* DESCRIPTION OF THE TASK:
Examine each line of the data. Copy those that contain the string "Windows".

* Dataset items:
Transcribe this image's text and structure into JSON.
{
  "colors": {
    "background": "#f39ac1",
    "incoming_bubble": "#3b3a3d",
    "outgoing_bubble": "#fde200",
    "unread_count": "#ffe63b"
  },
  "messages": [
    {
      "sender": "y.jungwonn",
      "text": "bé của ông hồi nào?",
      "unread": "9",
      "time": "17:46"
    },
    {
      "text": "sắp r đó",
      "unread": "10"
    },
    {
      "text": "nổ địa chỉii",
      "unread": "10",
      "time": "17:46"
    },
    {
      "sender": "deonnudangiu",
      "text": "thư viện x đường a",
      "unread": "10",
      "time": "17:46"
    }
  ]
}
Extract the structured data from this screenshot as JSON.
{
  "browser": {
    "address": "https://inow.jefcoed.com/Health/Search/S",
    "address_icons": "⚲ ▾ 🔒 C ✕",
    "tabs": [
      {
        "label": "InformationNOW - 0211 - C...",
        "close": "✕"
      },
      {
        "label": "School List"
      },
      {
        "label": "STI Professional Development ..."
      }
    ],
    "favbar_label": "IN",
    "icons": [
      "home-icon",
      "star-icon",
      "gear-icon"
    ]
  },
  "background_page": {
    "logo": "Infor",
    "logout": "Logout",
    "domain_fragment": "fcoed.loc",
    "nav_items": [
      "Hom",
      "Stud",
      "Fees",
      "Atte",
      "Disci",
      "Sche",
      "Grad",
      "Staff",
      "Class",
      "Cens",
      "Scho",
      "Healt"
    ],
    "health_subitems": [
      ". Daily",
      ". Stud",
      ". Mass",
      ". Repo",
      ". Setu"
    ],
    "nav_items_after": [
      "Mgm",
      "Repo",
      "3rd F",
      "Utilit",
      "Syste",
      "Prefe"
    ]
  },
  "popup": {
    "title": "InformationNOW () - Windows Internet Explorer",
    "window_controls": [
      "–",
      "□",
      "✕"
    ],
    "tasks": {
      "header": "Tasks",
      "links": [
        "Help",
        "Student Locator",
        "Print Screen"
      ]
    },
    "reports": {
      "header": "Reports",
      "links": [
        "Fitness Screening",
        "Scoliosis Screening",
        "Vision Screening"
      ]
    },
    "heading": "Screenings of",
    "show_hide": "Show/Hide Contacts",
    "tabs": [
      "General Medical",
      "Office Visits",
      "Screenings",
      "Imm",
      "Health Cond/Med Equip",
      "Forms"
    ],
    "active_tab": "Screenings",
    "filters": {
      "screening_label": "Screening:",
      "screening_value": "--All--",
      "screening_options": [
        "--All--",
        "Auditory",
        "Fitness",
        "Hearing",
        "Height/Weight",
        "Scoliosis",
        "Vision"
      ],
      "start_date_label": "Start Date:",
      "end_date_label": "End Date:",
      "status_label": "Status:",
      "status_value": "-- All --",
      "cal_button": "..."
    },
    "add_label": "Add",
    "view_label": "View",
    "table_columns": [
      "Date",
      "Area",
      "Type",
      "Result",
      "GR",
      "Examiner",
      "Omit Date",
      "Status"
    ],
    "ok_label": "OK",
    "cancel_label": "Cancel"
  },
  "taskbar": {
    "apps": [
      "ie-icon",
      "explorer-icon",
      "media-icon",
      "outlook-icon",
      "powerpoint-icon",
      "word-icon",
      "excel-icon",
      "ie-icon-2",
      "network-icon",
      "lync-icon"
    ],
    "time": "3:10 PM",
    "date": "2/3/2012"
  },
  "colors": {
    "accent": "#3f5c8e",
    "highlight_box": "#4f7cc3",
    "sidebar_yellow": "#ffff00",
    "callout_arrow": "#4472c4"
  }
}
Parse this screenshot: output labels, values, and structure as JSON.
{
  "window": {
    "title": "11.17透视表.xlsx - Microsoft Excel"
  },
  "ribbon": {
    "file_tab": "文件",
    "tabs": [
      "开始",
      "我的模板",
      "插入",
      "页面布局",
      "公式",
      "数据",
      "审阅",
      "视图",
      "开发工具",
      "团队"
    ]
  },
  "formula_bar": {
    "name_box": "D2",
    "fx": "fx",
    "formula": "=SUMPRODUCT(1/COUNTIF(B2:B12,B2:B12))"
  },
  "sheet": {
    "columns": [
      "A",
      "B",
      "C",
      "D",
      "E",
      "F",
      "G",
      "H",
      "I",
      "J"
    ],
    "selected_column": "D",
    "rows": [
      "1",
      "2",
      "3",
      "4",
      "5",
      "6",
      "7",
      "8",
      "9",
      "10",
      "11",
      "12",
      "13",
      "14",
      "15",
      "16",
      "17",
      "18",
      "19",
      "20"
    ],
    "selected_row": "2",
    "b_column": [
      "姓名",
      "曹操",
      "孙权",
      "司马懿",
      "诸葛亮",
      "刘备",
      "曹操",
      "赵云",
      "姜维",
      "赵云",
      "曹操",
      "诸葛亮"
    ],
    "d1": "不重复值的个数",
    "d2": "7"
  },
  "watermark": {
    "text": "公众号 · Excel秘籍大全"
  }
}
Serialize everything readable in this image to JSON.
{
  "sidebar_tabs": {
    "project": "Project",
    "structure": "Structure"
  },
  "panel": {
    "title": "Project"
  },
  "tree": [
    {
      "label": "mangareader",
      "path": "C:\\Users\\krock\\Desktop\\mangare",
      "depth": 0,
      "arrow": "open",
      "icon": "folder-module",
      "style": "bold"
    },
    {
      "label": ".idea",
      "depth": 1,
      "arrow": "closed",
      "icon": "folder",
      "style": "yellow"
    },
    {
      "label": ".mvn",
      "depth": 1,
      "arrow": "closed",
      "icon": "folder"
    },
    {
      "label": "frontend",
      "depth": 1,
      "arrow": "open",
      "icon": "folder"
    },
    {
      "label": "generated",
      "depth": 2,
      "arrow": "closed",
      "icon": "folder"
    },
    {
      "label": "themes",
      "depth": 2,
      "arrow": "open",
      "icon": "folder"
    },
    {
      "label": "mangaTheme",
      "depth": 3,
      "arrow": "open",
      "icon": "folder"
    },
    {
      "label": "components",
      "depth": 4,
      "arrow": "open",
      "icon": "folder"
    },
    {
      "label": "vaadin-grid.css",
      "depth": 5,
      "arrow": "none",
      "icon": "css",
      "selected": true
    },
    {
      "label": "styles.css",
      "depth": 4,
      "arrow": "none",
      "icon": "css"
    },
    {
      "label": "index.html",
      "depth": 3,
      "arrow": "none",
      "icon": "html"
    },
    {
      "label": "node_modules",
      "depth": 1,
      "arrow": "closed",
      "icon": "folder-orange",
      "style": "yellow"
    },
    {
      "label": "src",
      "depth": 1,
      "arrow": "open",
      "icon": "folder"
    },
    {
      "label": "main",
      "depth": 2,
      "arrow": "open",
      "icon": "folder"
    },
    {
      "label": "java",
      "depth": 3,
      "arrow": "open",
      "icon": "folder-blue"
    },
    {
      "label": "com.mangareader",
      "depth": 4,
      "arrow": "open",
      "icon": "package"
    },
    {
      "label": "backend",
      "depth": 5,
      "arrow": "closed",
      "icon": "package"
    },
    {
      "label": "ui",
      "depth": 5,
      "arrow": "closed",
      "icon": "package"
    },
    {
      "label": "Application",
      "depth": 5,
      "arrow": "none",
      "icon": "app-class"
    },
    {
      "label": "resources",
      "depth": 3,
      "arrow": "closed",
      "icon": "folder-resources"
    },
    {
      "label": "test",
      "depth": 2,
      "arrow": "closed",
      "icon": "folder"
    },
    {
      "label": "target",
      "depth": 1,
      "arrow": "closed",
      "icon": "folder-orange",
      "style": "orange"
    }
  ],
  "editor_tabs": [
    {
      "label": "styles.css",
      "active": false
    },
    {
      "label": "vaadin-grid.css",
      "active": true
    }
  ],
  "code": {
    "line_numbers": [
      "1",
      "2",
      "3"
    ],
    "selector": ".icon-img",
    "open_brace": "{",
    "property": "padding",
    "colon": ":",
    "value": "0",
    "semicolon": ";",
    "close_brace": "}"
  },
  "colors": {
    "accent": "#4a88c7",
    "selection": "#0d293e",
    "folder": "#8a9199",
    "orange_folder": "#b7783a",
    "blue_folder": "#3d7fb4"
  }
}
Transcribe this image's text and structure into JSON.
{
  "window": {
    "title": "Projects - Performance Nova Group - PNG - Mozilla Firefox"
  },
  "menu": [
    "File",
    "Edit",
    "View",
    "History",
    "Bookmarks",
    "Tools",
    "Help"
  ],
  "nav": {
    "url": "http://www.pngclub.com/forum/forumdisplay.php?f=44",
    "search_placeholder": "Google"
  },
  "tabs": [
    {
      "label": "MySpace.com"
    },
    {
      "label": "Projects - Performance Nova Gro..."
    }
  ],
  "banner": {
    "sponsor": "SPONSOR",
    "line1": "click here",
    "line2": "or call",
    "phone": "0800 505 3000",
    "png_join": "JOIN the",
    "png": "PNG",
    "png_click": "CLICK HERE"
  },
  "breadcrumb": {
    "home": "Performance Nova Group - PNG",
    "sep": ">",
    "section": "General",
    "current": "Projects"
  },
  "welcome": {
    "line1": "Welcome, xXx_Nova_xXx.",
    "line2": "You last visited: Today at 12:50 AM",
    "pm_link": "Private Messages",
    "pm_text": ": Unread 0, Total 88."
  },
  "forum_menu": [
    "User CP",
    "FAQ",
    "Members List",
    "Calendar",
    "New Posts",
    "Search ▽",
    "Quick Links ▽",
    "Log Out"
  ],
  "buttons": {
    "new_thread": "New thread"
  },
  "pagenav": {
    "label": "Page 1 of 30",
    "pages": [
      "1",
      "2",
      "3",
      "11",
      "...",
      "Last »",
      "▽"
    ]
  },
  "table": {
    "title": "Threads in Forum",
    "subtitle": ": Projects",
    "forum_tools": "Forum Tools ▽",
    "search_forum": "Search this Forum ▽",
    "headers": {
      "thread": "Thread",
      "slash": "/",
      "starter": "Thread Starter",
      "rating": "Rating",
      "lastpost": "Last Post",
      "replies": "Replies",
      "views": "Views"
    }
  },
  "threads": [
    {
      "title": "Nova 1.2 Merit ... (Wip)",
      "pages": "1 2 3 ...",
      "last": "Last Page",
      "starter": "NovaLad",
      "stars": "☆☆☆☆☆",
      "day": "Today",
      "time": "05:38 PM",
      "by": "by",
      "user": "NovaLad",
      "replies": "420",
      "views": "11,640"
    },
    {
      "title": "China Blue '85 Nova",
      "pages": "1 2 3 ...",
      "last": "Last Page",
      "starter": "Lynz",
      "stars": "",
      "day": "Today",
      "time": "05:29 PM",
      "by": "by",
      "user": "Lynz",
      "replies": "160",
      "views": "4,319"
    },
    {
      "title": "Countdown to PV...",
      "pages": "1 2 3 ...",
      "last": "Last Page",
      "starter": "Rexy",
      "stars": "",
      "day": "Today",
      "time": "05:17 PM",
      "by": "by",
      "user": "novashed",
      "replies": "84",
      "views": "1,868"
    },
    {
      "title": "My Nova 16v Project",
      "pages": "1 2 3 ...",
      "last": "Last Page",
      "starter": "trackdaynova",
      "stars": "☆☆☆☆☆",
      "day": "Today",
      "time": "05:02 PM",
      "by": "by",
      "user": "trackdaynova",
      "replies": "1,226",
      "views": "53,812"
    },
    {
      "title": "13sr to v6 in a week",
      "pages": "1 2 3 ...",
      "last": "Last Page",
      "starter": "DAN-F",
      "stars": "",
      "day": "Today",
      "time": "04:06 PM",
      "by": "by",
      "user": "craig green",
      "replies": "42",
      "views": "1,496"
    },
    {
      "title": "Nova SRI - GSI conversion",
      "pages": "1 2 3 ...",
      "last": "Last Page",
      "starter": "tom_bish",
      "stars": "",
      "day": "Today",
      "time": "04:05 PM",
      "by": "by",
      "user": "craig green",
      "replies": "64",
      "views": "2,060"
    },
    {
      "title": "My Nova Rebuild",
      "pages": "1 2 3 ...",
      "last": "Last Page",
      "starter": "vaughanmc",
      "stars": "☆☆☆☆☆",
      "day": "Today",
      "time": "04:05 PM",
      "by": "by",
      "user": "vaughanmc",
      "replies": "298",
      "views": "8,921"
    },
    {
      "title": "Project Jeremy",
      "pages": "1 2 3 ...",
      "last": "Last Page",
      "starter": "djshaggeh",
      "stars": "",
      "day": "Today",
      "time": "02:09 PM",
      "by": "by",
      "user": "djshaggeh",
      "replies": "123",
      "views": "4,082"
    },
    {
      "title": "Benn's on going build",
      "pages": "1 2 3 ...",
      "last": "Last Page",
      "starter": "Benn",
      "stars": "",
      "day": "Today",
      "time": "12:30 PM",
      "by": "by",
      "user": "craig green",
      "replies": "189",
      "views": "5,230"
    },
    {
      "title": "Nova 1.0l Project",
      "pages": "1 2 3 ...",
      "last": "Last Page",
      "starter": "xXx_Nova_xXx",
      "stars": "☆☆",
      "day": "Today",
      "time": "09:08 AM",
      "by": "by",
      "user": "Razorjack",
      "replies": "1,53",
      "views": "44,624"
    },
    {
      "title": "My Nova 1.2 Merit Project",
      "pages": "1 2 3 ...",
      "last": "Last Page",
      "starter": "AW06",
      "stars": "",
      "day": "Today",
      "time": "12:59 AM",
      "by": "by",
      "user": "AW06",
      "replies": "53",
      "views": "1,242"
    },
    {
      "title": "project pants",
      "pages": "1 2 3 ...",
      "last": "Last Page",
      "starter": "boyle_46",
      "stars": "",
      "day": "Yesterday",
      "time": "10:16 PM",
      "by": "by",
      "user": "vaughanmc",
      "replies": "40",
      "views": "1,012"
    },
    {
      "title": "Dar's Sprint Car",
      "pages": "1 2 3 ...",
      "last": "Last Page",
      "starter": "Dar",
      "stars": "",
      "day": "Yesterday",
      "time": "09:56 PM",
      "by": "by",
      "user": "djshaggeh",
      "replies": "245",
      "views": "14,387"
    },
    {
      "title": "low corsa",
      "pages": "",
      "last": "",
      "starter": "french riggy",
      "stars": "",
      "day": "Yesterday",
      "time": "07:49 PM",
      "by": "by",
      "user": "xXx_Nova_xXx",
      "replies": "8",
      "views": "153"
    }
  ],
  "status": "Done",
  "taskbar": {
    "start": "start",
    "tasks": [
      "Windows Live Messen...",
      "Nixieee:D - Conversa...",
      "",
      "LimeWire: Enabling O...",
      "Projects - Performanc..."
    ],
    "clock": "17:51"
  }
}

* REPLY TO THE TASK:
    "title": "InformationNOW () - Windows Internet Explorer",
      "Windows Live Messen...",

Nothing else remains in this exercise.